*Written task:* Search the data below for "Please"; list each line that holds it.

[Stored records]
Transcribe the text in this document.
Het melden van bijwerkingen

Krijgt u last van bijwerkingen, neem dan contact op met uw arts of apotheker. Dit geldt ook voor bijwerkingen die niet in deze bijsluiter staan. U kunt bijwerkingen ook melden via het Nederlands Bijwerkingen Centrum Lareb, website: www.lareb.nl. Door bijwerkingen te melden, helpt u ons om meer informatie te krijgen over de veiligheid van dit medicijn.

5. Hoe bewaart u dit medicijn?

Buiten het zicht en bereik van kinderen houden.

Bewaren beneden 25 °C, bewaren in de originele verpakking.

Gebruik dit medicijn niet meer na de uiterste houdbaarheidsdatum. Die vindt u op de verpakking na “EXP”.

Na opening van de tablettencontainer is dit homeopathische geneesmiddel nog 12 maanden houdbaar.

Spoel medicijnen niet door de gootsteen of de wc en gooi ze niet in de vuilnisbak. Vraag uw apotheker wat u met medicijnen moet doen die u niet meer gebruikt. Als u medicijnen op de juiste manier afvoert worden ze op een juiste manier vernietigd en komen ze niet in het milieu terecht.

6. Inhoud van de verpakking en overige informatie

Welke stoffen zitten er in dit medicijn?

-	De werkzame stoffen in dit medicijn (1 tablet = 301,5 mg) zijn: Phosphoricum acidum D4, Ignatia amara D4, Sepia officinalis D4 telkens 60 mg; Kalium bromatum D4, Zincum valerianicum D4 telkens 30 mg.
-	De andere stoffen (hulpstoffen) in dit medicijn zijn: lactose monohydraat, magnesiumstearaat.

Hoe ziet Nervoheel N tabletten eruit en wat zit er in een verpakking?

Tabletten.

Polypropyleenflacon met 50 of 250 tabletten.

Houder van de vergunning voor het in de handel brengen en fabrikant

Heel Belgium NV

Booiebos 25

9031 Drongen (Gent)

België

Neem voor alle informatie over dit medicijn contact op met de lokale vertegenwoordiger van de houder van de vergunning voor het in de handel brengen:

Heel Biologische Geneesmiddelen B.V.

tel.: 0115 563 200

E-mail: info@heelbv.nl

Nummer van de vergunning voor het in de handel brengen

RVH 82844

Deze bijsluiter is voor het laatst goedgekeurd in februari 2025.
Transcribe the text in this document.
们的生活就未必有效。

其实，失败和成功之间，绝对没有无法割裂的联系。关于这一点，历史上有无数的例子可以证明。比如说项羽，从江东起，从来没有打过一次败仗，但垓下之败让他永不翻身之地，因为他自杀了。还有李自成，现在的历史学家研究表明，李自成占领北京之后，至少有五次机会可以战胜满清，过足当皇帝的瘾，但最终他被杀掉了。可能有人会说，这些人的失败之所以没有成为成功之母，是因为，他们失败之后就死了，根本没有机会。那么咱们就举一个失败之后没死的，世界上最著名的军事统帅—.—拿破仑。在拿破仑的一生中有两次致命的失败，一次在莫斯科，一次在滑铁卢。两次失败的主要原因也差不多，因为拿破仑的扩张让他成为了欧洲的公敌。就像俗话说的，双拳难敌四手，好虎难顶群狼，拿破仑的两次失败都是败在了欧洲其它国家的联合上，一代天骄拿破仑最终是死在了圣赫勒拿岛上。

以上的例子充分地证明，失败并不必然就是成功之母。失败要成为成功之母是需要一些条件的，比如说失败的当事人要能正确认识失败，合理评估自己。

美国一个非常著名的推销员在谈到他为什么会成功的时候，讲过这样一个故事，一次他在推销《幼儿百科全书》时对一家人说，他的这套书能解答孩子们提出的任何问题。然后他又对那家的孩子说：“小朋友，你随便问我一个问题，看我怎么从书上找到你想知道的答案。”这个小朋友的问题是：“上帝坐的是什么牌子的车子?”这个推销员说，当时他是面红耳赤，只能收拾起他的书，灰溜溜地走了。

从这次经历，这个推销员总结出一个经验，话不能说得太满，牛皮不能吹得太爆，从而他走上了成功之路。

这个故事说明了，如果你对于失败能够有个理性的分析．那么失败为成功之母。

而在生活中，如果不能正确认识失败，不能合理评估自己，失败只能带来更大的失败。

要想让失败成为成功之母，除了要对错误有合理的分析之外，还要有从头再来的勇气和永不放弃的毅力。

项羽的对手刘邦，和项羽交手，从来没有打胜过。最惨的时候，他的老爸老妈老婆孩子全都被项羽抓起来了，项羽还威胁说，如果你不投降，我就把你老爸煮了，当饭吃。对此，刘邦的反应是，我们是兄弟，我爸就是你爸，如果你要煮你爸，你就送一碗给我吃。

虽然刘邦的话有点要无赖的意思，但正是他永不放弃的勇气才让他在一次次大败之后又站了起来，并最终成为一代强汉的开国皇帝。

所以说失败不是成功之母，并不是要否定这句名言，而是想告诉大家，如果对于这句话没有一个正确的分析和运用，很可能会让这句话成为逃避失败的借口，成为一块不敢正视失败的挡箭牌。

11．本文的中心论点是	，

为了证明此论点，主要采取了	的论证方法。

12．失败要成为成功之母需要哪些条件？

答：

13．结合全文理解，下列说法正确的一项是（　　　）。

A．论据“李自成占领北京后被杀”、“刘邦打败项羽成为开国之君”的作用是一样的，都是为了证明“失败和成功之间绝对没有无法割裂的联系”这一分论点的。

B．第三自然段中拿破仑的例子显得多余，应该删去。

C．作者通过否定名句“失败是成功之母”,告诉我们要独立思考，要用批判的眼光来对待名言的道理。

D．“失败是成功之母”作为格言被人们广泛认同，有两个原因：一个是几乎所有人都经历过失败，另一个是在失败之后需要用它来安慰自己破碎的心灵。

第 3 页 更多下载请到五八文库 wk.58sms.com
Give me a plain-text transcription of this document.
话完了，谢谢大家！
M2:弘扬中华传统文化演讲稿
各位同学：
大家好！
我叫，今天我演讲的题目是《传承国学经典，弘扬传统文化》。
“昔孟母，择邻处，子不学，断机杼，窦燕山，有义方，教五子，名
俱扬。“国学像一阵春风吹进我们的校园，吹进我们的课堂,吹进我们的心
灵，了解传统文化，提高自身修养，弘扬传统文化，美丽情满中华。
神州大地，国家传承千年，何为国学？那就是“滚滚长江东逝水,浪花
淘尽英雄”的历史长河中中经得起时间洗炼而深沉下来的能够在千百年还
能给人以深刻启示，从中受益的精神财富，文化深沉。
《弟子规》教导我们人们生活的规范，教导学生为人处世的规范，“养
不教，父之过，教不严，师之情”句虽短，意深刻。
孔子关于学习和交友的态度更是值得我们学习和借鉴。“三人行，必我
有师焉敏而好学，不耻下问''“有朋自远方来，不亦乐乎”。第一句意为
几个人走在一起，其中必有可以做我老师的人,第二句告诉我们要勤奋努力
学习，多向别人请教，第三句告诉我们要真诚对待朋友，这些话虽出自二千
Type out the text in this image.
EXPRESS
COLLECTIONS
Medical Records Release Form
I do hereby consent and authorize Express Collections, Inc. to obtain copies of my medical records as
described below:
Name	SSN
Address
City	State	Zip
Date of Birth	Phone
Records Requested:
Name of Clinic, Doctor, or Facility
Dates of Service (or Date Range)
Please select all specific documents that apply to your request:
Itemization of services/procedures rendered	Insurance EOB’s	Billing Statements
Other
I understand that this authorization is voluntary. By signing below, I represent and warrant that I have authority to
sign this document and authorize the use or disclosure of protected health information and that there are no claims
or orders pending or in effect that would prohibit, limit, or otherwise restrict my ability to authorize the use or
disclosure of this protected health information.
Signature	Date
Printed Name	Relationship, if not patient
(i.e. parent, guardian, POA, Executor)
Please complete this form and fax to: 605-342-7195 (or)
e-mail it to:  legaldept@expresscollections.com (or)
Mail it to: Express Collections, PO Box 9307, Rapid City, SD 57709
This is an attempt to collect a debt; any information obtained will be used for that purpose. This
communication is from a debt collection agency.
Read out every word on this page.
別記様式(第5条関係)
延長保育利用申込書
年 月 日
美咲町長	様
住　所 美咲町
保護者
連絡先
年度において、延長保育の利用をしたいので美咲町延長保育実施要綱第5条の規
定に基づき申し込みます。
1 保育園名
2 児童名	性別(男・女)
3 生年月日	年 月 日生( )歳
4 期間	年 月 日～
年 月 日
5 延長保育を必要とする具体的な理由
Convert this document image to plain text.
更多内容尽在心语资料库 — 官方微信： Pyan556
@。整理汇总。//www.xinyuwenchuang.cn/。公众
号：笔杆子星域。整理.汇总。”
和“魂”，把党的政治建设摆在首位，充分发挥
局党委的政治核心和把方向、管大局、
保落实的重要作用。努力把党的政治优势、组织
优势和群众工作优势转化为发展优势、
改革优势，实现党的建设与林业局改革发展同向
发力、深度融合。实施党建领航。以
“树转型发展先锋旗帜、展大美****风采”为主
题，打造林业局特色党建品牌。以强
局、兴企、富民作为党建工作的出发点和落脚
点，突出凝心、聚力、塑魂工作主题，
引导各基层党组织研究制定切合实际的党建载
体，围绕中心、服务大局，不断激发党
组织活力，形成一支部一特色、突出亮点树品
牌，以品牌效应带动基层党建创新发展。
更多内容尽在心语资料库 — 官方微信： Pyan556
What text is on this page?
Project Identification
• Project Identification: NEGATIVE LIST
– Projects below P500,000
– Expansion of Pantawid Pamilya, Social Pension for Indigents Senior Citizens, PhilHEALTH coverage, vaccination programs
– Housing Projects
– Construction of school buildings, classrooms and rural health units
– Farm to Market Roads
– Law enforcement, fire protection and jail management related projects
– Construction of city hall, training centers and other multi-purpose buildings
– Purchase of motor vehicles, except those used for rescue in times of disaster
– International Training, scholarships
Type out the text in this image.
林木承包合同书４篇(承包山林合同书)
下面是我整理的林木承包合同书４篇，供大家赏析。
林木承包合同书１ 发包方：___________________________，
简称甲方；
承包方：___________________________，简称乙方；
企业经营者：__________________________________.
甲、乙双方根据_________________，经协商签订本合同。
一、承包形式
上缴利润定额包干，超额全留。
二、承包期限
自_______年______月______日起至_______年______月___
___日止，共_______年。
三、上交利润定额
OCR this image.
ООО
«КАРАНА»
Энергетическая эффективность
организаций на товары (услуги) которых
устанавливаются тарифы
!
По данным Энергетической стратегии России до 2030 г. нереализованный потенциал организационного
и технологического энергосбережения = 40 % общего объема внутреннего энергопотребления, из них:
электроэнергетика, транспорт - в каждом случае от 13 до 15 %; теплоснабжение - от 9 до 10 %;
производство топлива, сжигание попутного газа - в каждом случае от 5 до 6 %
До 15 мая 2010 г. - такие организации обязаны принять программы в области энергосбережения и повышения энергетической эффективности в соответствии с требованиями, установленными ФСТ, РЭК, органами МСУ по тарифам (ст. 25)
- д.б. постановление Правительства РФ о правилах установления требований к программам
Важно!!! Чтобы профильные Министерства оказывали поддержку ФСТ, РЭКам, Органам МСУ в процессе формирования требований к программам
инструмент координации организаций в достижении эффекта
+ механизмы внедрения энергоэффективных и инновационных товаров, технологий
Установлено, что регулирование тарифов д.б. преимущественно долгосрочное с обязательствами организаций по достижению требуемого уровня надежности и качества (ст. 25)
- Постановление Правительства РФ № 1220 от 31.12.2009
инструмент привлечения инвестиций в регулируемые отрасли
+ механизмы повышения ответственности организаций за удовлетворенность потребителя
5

*Written answer:*
Please select all specific documents that apply to your request:
Please complete this form and fax to: 605-342-7195 (or)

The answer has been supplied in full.